> [Prompt] Return every line in the records below that contains the word "Status". Copy each line in full.

> [Records supplied]

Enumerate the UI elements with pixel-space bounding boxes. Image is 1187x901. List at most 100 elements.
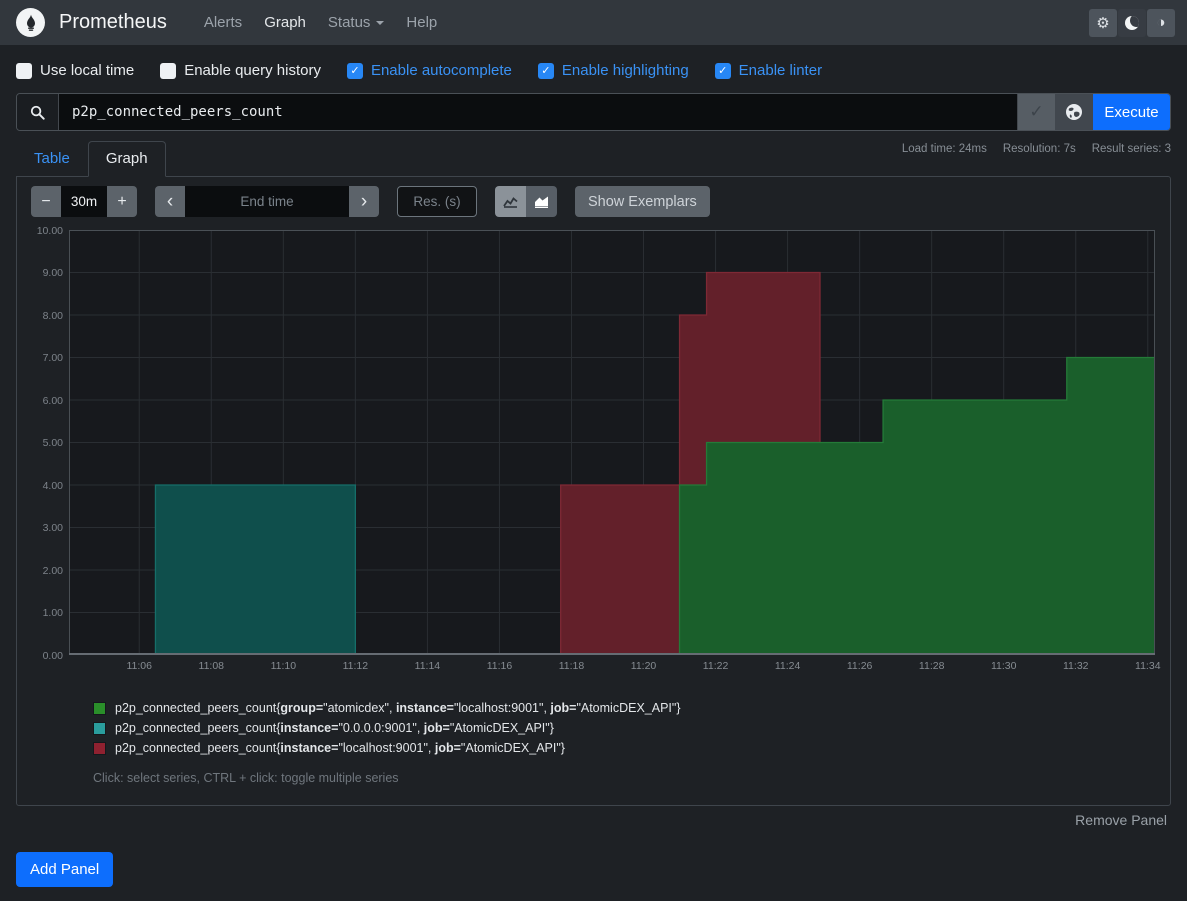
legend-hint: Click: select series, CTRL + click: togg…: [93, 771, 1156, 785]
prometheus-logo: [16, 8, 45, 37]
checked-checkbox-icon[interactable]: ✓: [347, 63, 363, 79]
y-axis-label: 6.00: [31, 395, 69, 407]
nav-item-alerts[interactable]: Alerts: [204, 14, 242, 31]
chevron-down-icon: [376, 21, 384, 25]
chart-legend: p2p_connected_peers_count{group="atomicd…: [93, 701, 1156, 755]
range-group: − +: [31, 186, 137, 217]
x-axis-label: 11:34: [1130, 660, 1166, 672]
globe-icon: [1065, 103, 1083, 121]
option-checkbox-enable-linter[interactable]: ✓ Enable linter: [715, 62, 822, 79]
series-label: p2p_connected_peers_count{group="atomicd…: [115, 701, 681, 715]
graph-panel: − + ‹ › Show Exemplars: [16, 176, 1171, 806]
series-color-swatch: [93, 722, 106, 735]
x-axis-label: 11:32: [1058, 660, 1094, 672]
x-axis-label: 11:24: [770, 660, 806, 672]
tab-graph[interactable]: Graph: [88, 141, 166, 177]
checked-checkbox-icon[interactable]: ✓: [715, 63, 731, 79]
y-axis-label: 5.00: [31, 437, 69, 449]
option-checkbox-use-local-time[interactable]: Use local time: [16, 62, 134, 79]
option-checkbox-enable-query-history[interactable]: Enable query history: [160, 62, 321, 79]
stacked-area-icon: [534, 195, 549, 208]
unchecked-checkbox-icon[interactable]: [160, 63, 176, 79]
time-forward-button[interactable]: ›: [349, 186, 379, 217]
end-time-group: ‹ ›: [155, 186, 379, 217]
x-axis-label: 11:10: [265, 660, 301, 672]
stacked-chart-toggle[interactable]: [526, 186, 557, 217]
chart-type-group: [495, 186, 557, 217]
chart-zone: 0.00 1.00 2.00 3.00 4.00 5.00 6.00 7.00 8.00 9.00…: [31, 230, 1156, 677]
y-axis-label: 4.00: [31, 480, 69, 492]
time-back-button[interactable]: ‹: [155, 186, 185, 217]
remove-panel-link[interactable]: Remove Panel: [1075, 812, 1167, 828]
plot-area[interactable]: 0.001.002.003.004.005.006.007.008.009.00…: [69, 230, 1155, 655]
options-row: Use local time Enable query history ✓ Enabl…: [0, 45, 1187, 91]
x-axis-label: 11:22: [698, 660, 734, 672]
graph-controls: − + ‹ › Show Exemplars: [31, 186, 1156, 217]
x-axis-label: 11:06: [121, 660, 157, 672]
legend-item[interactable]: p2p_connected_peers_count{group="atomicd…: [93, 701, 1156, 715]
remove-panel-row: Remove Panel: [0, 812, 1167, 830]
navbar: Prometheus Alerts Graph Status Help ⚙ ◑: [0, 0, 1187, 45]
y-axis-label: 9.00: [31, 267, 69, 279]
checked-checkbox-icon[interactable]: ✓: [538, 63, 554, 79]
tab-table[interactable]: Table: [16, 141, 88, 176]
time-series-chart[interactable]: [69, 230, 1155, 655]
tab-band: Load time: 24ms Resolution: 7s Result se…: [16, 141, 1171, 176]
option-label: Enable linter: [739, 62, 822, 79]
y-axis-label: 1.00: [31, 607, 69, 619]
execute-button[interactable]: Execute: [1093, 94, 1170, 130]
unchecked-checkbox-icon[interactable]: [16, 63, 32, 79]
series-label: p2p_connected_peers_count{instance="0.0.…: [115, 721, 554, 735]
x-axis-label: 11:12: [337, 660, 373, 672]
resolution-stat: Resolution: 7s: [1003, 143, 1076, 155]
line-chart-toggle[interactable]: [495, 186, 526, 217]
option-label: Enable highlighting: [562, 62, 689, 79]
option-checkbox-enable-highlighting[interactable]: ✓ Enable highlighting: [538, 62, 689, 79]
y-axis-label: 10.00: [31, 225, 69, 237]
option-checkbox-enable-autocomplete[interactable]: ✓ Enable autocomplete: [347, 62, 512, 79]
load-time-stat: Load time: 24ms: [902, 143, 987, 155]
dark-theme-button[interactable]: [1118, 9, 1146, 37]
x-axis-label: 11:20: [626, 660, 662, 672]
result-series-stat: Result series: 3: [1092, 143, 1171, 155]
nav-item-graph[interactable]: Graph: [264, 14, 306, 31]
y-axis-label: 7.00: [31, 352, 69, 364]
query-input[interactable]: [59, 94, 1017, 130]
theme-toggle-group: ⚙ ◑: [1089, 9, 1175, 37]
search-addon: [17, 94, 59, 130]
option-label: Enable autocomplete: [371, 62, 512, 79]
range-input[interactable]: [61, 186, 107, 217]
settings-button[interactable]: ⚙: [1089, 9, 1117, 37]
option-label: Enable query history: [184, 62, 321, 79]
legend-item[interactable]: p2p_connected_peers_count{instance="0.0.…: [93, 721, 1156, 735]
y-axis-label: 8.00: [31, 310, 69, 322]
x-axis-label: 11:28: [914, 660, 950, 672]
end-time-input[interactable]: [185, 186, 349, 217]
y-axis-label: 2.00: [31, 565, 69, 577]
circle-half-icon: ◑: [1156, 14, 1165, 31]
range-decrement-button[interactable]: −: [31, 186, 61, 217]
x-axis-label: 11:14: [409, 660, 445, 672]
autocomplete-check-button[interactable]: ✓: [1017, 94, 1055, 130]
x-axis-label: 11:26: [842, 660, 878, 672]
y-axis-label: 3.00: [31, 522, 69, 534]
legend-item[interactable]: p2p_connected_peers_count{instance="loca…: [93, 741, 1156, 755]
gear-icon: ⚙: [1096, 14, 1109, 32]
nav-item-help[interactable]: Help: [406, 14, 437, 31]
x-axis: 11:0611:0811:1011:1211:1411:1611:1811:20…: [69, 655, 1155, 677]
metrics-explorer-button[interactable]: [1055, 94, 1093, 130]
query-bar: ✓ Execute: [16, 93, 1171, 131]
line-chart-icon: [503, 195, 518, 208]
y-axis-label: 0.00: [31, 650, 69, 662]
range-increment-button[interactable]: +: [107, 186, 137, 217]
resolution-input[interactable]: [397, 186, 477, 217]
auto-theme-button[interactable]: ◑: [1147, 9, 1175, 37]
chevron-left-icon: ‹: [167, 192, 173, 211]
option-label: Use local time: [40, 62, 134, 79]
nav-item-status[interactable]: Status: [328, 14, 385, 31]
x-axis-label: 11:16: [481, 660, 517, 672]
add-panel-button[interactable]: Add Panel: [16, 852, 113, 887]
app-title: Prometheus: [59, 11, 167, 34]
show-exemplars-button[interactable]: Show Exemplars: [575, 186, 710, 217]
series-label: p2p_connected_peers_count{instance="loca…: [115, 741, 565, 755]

...

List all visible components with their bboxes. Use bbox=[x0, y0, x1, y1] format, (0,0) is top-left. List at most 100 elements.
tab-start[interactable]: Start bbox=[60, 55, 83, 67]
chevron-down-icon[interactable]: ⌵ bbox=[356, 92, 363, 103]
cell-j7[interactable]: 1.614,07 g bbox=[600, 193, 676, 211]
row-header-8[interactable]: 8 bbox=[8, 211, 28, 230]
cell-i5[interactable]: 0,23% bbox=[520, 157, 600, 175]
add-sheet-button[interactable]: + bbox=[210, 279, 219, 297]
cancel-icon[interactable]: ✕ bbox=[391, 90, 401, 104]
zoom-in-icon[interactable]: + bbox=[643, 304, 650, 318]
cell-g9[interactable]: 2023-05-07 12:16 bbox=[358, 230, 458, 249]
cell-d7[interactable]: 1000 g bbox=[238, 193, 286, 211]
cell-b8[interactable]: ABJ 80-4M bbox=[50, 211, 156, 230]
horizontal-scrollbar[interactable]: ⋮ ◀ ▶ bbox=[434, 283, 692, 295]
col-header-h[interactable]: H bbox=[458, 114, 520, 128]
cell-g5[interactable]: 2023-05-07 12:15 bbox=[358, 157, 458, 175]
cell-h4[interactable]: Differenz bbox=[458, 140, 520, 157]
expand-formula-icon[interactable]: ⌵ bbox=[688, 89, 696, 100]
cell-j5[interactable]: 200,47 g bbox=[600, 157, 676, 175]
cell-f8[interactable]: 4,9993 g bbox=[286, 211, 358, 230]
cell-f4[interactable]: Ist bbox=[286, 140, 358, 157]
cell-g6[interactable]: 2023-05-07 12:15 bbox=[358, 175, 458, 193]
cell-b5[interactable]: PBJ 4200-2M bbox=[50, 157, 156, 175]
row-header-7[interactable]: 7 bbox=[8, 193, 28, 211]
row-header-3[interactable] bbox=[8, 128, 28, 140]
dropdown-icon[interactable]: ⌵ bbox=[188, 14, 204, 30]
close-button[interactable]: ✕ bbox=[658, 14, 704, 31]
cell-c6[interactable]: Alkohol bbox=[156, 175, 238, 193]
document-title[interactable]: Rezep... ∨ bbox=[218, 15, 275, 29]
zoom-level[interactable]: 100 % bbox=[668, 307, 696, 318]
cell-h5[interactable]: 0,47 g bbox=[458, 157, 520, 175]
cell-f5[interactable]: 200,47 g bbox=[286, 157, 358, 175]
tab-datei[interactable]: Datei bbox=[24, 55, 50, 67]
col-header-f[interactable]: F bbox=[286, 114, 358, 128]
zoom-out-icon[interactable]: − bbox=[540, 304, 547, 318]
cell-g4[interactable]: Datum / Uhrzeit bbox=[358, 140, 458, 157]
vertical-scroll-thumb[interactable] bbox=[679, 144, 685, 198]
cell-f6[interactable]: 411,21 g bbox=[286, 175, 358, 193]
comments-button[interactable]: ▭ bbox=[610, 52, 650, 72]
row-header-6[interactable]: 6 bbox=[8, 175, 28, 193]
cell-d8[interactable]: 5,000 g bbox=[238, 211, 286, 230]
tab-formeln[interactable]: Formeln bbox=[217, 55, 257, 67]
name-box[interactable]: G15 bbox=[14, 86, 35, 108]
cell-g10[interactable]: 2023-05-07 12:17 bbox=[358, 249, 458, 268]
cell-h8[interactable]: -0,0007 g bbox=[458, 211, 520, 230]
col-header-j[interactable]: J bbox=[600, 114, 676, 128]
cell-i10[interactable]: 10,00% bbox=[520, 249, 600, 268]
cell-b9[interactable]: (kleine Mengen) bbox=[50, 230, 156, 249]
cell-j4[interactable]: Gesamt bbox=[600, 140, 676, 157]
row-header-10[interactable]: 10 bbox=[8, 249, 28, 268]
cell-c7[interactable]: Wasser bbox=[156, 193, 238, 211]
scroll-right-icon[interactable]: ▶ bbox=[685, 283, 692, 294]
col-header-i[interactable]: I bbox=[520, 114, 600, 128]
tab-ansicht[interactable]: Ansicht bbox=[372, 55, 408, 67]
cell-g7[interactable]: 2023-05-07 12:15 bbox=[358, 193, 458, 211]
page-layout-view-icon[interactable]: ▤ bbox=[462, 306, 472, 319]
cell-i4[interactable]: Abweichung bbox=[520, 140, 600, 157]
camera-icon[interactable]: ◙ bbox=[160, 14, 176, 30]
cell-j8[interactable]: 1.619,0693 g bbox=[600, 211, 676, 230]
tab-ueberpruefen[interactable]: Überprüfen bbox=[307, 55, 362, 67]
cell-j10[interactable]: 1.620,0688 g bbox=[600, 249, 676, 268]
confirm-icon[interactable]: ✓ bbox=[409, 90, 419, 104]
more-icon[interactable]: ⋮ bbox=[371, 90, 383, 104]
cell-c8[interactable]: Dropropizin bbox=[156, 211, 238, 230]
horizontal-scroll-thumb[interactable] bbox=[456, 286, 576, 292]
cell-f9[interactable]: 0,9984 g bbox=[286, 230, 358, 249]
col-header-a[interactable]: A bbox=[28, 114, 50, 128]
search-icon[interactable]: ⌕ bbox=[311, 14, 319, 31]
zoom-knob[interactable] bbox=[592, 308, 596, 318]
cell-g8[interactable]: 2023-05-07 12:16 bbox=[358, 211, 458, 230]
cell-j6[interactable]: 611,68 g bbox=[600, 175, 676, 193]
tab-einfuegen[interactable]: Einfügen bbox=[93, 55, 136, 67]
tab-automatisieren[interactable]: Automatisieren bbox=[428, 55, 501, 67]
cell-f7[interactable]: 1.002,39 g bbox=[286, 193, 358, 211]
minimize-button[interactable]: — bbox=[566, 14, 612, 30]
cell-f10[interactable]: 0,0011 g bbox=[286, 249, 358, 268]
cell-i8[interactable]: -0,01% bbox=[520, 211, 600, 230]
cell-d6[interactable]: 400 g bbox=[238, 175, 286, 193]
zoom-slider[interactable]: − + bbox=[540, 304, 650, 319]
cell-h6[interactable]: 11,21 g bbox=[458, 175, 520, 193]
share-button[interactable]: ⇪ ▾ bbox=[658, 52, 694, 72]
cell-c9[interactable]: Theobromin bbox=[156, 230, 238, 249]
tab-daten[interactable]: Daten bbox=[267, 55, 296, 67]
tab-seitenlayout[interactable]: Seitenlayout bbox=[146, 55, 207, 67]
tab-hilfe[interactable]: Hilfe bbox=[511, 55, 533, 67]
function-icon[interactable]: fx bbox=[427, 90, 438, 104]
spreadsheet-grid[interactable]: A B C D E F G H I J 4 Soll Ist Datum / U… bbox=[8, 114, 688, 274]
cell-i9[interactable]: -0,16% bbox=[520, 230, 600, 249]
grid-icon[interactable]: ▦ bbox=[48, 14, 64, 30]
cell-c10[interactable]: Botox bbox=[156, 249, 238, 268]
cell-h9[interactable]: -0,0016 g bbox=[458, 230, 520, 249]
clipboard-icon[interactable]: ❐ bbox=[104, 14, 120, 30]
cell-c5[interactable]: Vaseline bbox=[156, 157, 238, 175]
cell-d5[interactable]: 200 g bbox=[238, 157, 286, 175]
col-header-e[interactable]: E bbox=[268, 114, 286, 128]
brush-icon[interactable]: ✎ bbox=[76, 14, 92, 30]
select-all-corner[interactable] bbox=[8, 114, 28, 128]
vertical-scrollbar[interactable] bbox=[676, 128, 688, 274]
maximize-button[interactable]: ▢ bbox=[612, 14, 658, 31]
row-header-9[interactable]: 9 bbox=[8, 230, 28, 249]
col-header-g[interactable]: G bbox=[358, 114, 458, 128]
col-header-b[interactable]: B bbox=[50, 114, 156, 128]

> [Result]
navbar: Prometheus Alerts Graph Status Help ⚙ ◑: [0, 0, 1187, 45]
nav-item-status[interactable]: Status: [328, 14, 385, 31]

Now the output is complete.